Exercise:
Scan the data for "this" and copy the lines it appears in.
┌─ Material provided
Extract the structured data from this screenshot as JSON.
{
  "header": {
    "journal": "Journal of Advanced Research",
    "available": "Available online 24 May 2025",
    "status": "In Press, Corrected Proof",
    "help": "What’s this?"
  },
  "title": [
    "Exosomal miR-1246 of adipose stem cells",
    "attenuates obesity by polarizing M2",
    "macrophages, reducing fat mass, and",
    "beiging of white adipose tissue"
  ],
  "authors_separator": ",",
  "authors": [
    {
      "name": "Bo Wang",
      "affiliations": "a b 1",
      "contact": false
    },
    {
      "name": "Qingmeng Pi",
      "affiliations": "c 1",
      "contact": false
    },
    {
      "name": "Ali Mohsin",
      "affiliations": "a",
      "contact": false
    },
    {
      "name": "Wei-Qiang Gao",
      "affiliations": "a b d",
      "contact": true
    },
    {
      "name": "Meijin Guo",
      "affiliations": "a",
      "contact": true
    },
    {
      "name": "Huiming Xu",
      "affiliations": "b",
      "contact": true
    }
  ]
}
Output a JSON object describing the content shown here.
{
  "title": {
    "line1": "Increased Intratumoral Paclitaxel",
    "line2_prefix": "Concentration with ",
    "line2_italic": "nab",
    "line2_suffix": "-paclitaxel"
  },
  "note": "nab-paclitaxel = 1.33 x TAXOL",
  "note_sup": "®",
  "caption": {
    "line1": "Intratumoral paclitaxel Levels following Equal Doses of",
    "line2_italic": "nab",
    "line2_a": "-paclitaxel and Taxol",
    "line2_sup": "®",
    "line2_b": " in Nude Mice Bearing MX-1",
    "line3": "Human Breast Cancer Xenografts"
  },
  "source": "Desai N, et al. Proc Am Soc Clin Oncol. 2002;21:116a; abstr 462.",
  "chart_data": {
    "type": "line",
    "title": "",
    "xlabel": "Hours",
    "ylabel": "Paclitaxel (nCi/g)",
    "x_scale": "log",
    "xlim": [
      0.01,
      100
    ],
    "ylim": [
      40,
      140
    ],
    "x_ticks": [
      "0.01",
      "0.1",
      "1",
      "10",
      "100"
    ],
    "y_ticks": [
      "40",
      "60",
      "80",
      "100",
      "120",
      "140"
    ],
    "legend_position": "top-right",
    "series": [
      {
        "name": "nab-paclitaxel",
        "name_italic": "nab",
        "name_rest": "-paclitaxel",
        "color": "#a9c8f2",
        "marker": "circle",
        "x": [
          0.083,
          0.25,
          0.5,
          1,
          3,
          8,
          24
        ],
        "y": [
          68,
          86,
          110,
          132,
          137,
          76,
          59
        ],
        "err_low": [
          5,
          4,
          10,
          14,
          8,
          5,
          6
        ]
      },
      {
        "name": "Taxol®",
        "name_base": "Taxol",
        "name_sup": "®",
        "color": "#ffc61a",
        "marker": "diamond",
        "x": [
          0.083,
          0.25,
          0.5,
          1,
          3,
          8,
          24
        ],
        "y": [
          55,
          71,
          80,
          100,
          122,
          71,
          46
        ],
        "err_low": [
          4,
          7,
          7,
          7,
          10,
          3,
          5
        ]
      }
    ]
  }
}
└─
Answer space:
Extract the structured data from this screenshot as JSON.
    "help": "What’s this?"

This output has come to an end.